*RECORDS SHOWN*:
● ● ● ● ●

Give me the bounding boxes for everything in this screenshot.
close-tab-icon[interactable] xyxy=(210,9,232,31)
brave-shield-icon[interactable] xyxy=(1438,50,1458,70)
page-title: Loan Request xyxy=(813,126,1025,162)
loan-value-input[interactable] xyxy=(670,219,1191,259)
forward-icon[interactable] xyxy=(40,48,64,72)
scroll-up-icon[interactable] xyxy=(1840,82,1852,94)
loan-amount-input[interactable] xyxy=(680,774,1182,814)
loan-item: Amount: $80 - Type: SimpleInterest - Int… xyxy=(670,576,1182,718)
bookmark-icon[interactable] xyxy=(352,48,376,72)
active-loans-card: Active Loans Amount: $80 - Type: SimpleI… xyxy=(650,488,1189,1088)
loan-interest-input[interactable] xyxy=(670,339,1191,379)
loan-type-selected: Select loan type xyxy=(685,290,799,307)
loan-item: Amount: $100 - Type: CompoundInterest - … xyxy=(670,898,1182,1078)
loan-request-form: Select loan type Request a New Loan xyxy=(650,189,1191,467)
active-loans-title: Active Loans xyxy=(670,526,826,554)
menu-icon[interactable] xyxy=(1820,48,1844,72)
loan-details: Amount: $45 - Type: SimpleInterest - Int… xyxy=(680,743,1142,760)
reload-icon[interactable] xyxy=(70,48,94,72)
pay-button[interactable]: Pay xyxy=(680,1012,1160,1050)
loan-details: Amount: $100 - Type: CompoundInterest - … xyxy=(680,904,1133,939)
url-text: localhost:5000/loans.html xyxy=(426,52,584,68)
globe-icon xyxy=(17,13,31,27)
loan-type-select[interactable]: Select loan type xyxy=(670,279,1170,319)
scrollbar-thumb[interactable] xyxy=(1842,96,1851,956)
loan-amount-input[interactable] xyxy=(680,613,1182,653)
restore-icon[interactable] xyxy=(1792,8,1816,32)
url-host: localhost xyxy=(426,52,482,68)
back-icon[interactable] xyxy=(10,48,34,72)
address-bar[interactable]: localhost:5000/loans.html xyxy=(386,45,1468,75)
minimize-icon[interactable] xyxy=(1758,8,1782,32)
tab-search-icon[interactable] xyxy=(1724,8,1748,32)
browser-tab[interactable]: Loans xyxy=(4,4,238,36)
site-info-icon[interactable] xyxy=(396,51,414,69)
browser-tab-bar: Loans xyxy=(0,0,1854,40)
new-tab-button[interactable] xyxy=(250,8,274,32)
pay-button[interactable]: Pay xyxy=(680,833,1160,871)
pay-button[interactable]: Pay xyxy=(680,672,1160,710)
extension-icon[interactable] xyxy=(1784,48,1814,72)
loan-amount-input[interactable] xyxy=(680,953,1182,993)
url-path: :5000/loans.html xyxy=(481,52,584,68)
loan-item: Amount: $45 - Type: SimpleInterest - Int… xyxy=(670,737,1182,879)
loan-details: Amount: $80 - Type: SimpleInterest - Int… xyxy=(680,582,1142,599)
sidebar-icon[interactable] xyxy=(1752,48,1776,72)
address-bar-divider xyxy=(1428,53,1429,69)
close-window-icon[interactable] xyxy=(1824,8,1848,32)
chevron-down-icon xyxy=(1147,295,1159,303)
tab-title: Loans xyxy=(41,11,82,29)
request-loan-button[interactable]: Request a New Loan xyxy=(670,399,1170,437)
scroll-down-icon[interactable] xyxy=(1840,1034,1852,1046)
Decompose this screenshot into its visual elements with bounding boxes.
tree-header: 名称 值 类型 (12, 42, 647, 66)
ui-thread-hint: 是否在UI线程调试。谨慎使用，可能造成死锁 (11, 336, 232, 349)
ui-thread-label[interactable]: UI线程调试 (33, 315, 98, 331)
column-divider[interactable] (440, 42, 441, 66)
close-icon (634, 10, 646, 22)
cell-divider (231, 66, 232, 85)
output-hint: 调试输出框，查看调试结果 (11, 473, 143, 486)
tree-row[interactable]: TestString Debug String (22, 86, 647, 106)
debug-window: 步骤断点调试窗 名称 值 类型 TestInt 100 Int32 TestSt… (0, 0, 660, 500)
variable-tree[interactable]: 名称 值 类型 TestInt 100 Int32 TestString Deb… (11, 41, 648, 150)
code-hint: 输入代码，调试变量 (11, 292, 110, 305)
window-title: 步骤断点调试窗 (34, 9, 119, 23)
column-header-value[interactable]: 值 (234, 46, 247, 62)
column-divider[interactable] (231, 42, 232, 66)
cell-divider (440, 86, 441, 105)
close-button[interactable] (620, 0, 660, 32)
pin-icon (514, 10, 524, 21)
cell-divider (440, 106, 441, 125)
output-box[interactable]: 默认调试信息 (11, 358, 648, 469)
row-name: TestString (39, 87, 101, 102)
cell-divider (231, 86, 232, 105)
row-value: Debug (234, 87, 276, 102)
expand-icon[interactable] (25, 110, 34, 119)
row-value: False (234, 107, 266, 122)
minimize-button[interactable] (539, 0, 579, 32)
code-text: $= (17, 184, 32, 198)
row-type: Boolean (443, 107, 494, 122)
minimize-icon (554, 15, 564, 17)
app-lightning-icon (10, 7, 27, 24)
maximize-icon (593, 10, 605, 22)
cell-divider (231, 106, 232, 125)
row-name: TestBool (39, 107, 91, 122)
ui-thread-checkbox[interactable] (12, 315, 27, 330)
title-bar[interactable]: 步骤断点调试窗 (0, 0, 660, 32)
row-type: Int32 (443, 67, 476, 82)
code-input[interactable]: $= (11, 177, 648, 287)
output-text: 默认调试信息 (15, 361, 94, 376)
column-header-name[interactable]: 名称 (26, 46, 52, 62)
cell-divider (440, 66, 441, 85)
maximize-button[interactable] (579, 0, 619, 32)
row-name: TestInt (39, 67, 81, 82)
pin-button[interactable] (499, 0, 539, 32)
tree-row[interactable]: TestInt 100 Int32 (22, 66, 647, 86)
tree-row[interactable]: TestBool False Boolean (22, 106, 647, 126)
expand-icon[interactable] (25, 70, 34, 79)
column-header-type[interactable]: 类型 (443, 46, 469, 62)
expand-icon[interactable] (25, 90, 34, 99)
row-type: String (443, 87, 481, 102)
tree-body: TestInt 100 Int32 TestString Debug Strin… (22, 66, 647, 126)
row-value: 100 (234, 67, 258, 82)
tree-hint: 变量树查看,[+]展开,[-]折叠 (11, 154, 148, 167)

● ● ● ● ●

*PROMPT*: Change "Loan Request" to "Loan Application" throughout everything from the start of the records down to the line containing "forward-icon[interactable] xyxy=(40,48,64,72)", and return only those lines with nothing else altered.

*EXERCISE RESULT*:
Give me the bounding boxes for everything in this screenshot.
close-tab-icon[interactable] xyxy=(210,9,232,31)
brave-shield-icon[interactable] xyxy=(1438,50,1458,70)
page-title: Loan Application xyxy=(813,126,1025,162)
loan-value-input[interactable] xyxy=(670,219,1191,259)
forward-icon[interactable] xyxy=(40,48,64,72)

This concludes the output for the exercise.